■ **What you should do**:
Can you reproduce each line of the records below word for word, leaving out the pictures?

■ **Given data**:
==============================
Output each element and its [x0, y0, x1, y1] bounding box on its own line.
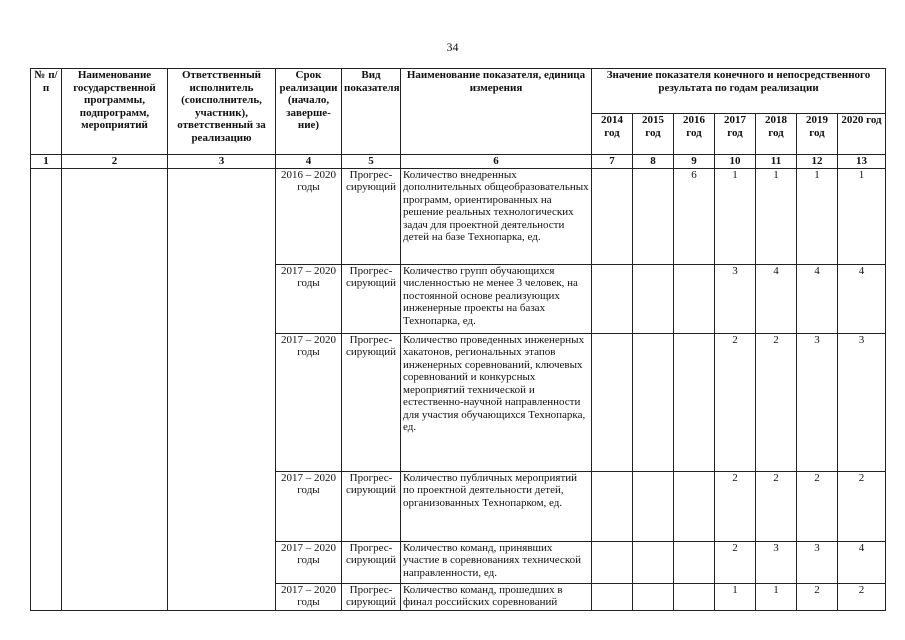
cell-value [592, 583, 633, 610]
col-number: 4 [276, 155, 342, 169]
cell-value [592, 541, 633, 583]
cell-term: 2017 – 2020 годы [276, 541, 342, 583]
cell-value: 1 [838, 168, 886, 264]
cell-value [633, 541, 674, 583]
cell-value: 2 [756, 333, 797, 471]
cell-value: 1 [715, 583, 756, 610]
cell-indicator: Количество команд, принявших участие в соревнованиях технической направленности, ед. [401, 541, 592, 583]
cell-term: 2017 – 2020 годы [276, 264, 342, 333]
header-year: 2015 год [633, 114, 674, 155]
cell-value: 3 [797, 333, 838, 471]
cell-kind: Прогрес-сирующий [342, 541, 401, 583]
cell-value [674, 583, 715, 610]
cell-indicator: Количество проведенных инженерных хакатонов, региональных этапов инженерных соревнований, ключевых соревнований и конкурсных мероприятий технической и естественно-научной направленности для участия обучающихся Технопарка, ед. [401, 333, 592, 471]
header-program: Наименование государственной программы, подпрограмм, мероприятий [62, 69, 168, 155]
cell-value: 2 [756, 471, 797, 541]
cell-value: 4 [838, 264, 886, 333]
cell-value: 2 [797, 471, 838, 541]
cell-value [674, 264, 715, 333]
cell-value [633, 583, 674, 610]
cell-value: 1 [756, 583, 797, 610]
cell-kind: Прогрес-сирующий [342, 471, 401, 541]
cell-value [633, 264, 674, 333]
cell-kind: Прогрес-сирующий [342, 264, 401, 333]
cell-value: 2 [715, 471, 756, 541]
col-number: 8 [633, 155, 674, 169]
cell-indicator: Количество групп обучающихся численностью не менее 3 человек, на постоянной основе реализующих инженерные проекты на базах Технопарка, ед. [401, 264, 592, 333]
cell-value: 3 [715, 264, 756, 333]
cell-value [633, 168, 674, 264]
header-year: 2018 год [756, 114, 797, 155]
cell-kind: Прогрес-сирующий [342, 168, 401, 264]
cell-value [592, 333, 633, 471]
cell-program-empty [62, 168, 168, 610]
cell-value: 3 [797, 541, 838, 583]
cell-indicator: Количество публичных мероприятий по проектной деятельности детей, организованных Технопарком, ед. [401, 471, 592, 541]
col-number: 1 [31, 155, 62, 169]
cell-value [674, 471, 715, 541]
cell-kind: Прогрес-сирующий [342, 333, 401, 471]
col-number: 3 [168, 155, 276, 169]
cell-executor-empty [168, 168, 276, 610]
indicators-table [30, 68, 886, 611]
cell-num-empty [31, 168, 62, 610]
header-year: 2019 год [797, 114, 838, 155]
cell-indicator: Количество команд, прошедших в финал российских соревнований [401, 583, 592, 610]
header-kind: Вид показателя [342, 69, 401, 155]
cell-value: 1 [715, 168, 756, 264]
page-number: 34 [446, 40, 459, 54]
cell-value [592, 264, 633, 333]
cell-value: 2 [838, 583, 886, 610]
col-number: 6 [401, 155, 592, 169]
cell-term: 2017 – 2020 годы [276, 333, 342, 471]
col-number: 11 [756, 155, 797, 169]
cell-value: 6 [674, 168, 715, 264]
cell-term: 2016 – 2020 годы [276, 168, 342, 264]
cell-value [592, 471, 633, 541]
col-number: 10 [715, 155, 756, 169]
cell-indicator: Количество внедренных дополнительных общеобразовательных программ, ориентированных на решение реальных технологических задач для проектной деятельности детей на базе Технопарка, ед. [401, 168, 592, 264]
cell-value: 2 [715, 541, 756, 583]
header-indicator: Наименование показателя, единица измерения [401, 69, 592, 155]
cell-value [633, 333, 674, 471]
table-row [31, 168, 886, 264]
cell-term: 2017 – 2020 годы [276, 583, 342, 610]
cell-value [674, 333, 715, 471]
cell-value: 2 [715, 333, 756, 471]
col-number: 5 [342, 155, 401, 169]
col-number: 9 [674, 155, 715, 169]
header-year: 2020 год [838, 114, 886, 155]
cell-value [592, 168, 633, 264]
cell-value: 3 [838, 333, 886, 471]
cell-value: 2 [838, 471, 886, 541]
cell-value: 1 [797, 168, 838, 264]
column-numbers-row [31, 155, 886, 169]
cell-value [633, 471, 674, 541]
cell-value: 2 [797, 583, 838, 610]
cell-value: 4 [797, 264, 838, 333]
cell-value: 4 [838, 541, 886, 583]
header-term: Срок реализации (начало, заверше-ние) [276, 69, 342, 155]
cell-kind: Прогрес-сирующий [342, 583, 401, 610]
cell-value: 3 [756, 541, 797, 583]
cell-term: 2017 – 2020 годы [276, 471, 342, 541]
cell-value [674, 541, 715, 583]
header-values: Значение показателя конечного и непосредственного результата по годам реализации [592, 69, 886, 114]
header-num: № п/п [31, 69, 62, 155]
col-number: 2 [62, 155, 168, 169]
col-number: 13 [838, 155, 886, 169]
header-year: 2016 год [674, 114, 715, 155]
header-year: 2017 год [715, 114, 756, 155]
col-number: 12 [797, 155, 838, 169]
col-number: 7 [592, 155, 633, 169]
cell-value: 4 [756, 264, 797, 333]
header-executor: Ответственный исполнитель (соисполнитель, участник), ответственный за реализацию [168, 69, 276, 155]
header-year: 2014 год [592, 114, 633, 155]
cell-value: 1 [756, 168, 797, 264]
==============================
■ **Complete output**:
Output each element and its [x0, y0, x1, y1] bounding box on its own line.
cell-value [592, 583, 633, 610]
col-number: 4 [276, 155, 342, 169]
cell-value [592, 541, 633, 583]
cell-term: 2017 – 2020 годы [276, 541, 342, 583]
cell-value: 1 [838, 168, 886, 264]
cell-value [633, 541, 674, 583]
cell-value: 2 [756, 333, 797, 471]
cell-value: 1 [715, 583, 756, 610]
cell-indicator: Количество команд, принявших участие в соревнованиях технической направленности, ед. [401, 541, 592, 583]
cell-term: 2017 – 2020 годы [276, 264, 342, 333]
header-year: 2015 год [633, 114, 674, 155]
cell-value: 3 [797, 333, 838, 471]
cell-kind: Прогрес-сирующий [342, 541, 401, 583]
cell-value [674, 583, 715, 610]
cell-indicator: Количество проведенных инженерных хакатонов, региональных этапов инженерных соревнований, ключевых соревнований и конкурсных мероприятий технической и естественно-научной направленности для участия обучающихся Технопарка, ед. [401, 333, 592, 471]
header-program: Наименование государственной программы, подпрограмм, мероприятий [62, 69, 168, 155]
cell-value: 2 [756, 471, 797, 541]
cell-value: 4 [838, 264, 886, 333]
cell-value: 2 [797, 471, 838, 541]
cell-value [674, 264, 715, 333]
cell-value [633, 583, 674, 610]
cell-value: 1 [756, 583, 797, 610]
cell-kind: Прогрес-сирующий [342, 471, 401, 541]
cell-value [633, 264, 674, 333]
cell-kind: Прогрес-сирующий [342, 264, 401, 333]
cell-value: 2 [715, 471, 756, 541]
col-number: 8 [633, 155, 674, 169]
cell-indicator: Количество групп обучающихся численностью не менее 3 человек, на постоянной основе реализующих инженерные проекты на базах Технопарка, ед. [401, 264, 592, 333]
cell-value: 3 [715, 264, 756, 333]
cell-value [633, 168, 674, 264]
header-year: 2018 год [756, 114, 797, 155]
cell-kind: Прогрес-сирующий [342, 168, 401, 264]
cell-value [592, 333, 633, 471]
cell-program-empty [62, 168, 168, 610]
cell-value: 3 [797, 541, 838, 583]
cell-indicator: Количество публичных мероприятий по проектной деятельности детей, организованных Технопарком, ед. [401, 471, 592, 541]
col-number: 1 [31, 155, 62, 169]
cell-value [674, 471, 715, 541]
cell-kind: Прогрес-сирующий [342, 333, 401, 471]
col-number: 3 [168, 155, 276, 169]
cell-executor-empty [168, 168, 276, 610]
indicators-table [30, 68, 886, 611]
cell-num-empty [31, 168, 62, 610]
header-year: 2019 год [797, 114, 838, 155]
cell-indicator: Количество команд, прошедших в финал российских соревнований [401, 583, 592, 610]
header-kind: Вид показателя [342, 69, 401, 155]
cell-value: 1 [715, 168, 756, 264]
page-number: 34 [446, 40, 459, 54]
cell-value [592, 264, 633, 333]
cell-value: 2 [838, 583, 886, 610]
col-number: 6 [401, 155, 592, 169]
cell-term: 2017 – 2020 годы [276, 333, 342, 471]
col-number: 11 [756, 155, 797, 169]
cell-value: 6 [674, 168, 715, 264]
cell-term: 2016 – 2020 годы [276, 168, 342, 264]
cell-value [592, 471, 633, 541]
col-number: 10 [715, 155, 756, 169]
cell-indicator: Количество внедренных дополнительных общеобразовательных программ, ориентированных на решение реальных технологических задач для проектной деятельности детей на базе Технопарка, ед. [401, 168, 592, 264]
cell-value: 2 [715, 541, 756, 583]
header-indicator: Наименование показателя, единица измерения [401, 69, 592, 155]
cell-value [633, 333, 674, 471]
table-row [31, 168, 886, 264]
cell-term: 2017 – 2020 годы [276, 583, 342, 610]
cell-value [674, 333, 715, 471]
cell-value: 2 [715, 333, 756, 471]
col-number: 5 [342, 155, 401, 169]
col-number: 9 [674, 155, 715, 169]
header-year: 2020 год [838, 114, 886, 155]
cell-value [592, 168, 633, 264]
cell-value: 3 [838, 333, 886, 471]
cell-value: 2 [838, 471, 886, 541]
cell-value: 1 [797, 168, 838, 264]
column-numbers-row [31, 155, 886, 169]
cell-value [633, 471, 674, 541]
cell-value: 2 [797, 583, 838, 610]
cell-value: 4 [797, 264, 838, 333]
cell-value: 4 [838, 541, 886, 583]
header-term: Срок реализации (начало, заверше-ние) [276, 69, 342, 155]
cell-kind: Прогрес-сирующий [342, 583, 401, 610]
cell-value: 3 [756, 541, 797, 583]
cell-term: 2017 – 2020 годы [276, 471, 342, 541]
cell-value [674, 541, 715, 583]
header-values: Значение показателя конечного и непосредственного результата по годам реализации [592, 69, 886, 114]
header-num: № п/п [31, 69, 62, 155]
col-number: 2 [62, 155, 168, 169]
col-number: 13 [838, 155, 886, 169]
header-year: 2016 год [674, 114, 715, 155]
header-year: 2017 год [715, 114, 756, 155]
col-number: 12 [797, 155, 838, 169]
col-number: 7 [592, 155, 633, 169]
cell-value: 4 [756, 264, 797, 333]
header-executor: Ответственный исполнитель (соисполнитель, участник), ответственный за реализацию [168, 69, 276, 155]
header-year: 2014 год [592, 114, 633, 155]
cell-value: 1 [756, 168, 797, 264]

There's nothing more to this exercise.